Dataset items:

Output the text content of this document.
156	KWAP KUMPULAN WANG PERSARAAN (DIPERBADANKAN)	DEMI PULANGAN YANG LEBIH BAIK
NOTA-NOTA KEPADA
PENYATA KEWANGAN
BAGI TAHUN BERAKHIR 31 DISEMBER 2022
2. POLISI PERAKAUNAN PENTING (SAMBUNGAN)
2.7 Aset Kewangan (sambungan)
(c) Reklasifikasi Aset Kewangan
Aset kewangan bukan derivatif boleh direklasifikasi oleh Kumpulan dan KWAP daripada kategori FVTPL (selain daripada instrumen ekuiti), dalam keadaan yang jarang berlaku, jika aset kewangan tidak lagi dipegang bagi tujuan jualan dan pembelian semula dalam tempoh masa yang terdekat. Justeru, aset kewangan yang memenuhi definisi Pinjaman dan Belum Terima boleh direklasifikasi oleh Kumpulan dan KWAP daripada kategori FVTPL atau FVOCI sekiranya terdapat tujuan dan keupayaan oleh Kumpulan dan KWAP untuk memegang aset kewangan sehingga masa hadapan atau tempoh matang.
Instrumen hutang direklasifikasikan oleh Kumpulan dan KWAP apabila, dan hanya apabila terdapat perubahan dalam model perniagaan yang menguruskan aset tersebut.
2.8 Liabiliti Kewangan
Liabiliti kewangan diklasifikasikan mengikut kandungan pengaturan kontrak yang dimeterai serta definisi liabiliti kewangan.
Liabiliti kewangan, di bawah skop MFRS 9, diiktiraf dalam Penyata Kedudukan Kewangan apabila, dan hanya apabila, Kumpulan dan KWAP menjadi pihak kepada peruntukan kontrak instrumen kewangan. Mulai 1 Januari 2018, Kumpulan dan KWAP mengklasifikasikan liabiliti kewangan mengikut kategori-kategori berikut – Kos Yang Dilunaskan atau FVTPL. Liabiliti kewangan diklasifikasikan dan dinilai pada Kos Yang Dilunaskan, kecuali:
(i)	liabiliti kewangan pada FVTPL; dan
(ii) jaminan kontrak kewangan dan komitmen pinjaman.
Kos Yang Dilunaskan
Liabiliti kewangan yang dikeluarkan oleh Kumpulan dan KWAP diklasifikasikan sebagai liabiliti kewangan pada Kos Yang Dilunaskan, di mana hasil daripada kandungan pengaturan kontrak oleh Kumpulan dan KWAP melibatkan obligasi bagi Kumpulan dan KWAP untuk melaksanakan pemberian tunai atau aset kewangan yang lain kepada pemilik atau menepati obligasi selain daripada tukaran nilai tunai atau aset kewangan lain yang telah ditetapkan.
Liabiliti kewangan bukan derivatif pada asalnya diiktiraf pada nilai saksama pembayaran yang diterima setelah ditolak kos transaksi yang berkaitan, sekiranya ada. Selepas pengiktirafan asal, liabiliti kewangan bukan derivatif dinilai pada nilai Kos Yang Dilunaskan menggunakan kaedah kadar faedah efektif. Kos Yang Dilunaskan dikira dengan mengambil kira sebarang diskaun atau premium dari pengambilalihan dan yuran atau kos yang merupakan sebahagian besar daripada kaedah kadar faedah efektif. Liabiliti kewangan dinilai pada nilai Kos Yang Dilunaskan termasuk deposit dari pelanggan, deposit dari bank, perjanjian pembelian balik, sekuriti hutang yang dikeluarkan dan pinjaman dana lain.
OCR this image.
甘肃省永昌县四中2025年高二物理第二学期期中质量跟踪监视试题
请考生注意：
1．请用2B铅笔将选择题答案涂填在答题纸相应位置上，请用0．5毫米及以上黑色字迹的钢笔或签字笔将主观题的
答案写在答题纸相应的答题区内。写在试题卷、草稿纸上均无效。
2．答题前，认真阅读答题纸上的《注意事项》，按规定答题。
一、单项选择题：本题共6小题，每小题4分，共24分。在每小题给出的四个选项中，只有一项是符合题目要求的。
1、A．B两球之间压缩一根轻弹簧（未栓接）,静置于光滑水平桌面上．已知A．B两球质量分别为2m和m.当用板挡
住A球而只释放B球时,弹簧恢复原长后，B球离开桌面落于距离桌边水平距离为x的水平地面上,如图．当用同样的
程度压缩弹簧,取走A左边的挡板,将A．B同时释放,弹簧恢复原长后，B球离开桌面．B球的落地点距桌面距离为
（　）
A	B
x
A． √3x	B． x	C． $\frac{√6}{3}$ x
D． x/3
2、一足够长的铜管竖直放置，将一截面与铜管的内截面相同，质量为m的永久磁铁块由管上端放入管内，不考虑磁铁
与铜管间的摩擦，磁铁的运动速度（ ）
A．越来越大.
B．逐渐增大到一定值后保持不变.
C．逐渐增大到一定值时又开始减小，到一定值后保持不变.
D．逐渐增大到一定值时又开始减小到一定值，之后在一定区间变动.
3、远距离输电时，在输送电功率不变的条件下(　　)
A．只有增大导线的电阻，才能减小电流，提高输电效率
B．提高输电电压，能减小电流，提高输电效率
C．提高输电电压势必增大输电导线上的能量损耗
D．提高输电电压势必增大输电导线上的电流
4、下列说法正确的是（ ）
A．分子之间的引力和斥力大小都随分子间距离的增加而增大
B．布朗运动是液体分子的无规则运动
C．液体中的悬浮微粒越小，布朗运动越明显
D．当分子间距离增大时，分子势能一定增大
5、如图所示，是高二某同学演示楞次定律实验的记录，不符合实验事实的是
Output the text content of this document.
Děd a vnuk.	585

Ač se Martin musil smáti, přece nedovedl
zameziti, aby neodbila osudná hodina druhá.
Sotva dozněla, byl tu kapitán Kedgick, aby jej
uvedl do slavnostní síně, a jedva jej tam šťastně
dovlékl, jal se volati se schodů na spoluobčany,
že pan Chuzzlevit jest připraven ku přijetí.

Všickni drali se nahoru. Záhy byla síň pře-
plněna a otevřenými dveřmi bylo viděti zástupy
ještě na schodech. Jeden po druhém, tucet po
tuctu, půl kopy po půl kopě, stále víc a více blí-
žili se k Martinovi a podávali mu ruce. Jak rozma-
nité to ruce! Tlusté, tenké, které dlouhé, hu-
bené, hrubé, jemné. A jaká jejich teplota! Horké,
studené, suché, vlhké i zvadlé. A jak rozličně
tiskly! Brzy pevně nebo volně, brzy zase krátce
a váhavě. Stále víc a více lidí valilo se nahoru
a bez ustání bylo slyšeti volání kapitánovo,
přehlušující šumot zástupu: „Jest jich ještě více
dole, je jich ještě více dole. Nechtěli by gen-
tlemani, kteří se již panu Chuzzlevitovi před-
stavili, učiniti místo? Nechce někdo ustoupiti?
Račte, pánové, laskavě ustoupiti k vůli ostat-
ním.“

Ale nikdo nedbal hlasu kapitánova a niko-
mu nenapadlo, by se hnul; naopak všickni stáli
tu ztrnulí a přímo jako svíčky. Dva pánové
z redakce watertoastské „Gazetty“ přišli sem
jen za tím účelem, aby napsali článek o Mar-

| What you are asked to do |
Copy every line above that holds the word "více".

| Complete answer |
tuctu, půl kopy po půl kopě, stále víc a více blí-
a váhavě. Stále víc a více lidí valilo se nahoru
přehlušující šumot zástupu: „Jest jich ještě více
dole, je jich ještě více dole. Nechtěli by gen-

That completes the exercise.